### Directions
Return a copy of each line that holds the string "Limpieza".

#### Raw records ####

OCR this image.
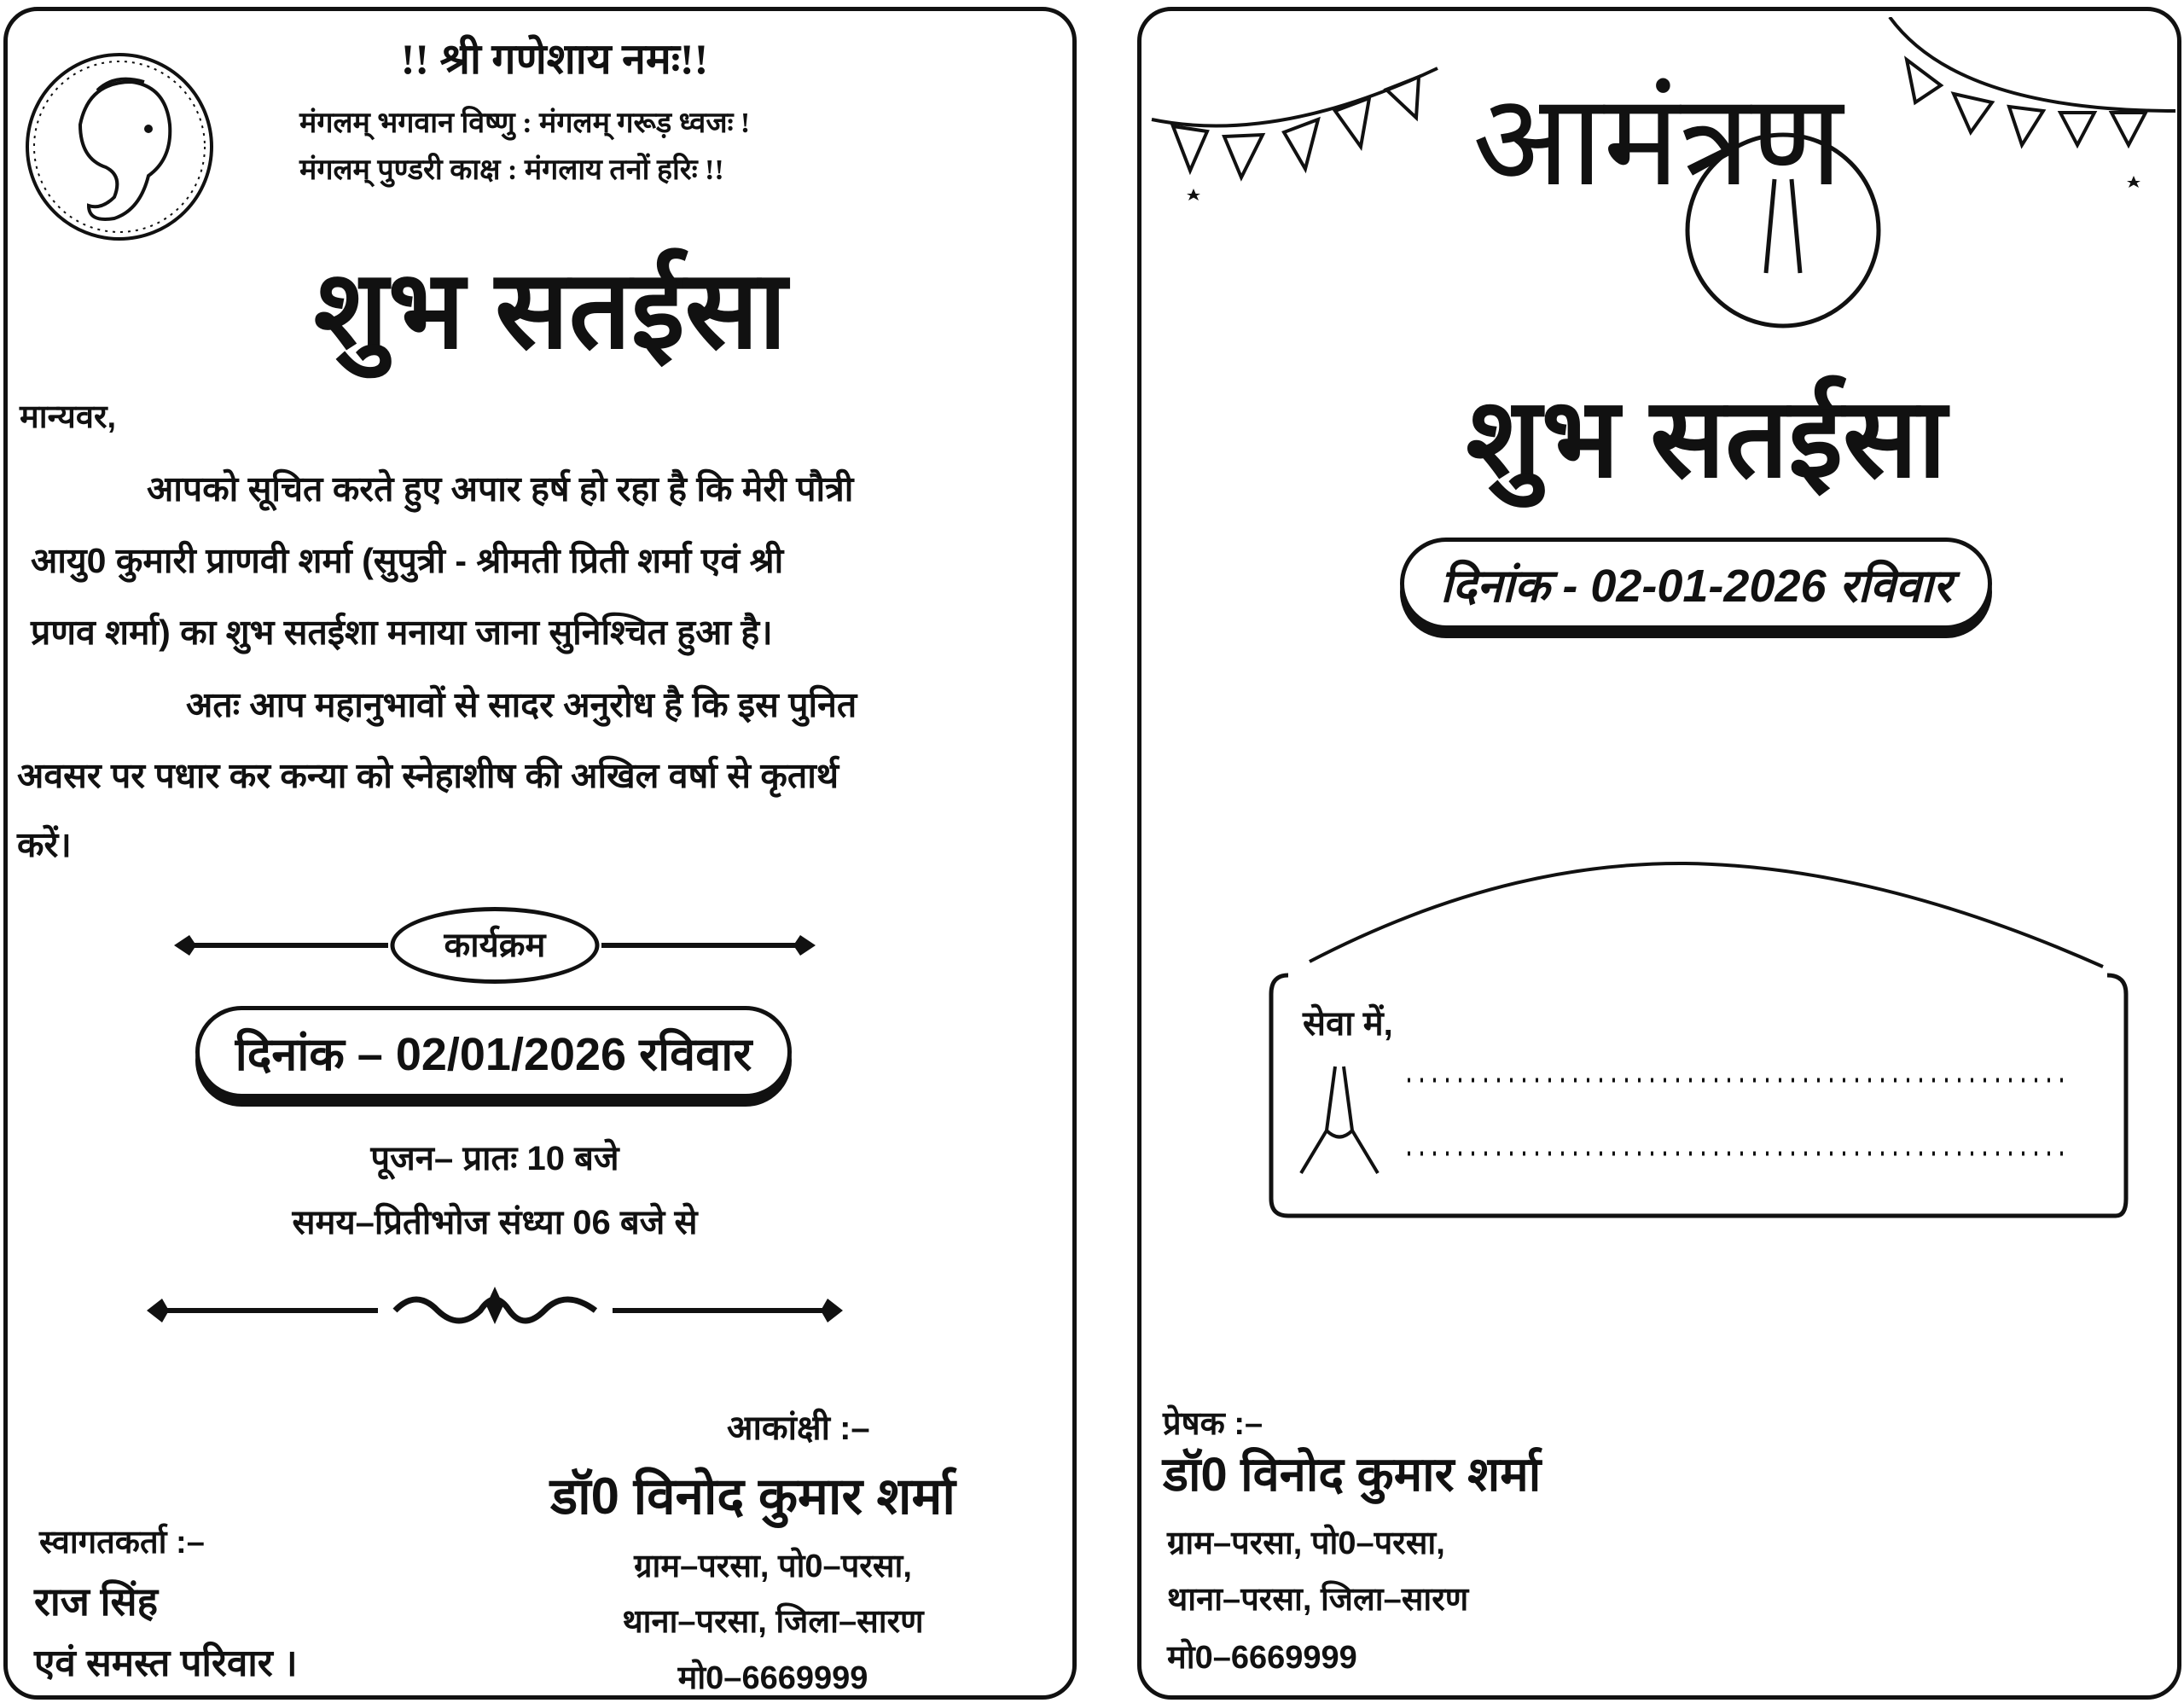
!! श्री गणेशाय नमः!!
मंगलम् भगवान विष्णु : मंगलम् गरूड़ ध्वजः !
मंगलम् पुण्डरी काक्ष : मंगलाय तनों हरिः !!
शुभ सतईसा
मान्यवर,
आपको सूचित करते हुए अपार हर्ष हो रहा है कि मेरी पौत्री
आयु0 कुमारी प्राणवी शर्मा (सुपुत्री - श्रीमती प्रिती शर्मा एवं श्री
प्रणव शर्मा) का शुभ सतईशा मनाया जाना सुनिश्चित हुआ है।
अतः आप महानुभावों से सादर अनुरोध है कि इस पुनित
अवसर पर पधार कर कन्या को स्नेहाशीष की अखिल वर्षा से कृतार्थ
करें।
कार्यक्रम
दिनांक – 02/01/2026 रविवार
पूजन– प्रातः 10 बजे
समय–प्रितीभोज संध्या 06 बजे से
आकांक्षी :–
डॉ0 विनोद कुमार शर्मा
ग्राम–परसा, पो0–परसा,
थाना–परसा, जिला–सारण
मो0–6669999
स्वागतकर्ता :–
राज सिंह
एवं समस्त परिवार ।
आमंत्रण
शुभ सतईसा
दिनांक - 02-01-2026 रविवार
सेवा में,
प्रेषक :–
डॉ0 विनोद कुमार शर्मा
ग्राम–परसा, पो0–परसा,
थाना–परसा, जिला–सारण
मो0–6669999
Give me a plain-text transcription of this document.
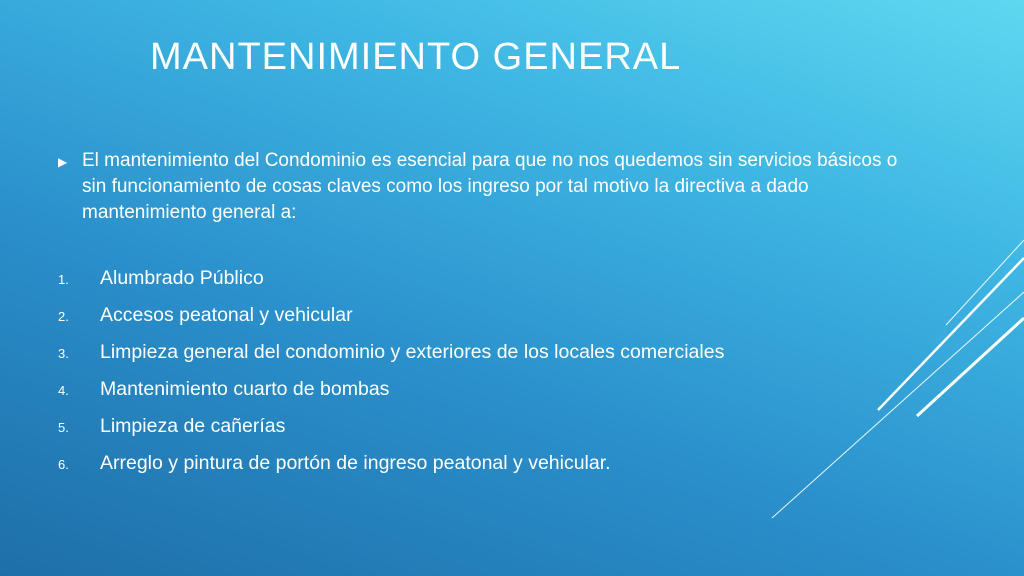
MANTENIMIENTO GENERAL
▶ El mantenimiento del Condominio es esencial para que no nos quedemos sin servicios básicos o sin funcionamiento de cosas claves como los ingreso por tal motivo la directiva a dado mantenimiento general a:
1.	Alumbrado Público
2.	Accesos peatonal y vehicular
3.	Limpieza general del condominio y exteriores de los locales comerciales
4.	Mantenimiento cuarto de bombas
5.	Limpieza de cañerías
6.	Arreglo y pintura de portón de ingreso peatonal y vehicular.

####

### Result of the task
3.	Limpieza general del condominio y exteriores de los locales comerciales
5.	Limpieza de cañerías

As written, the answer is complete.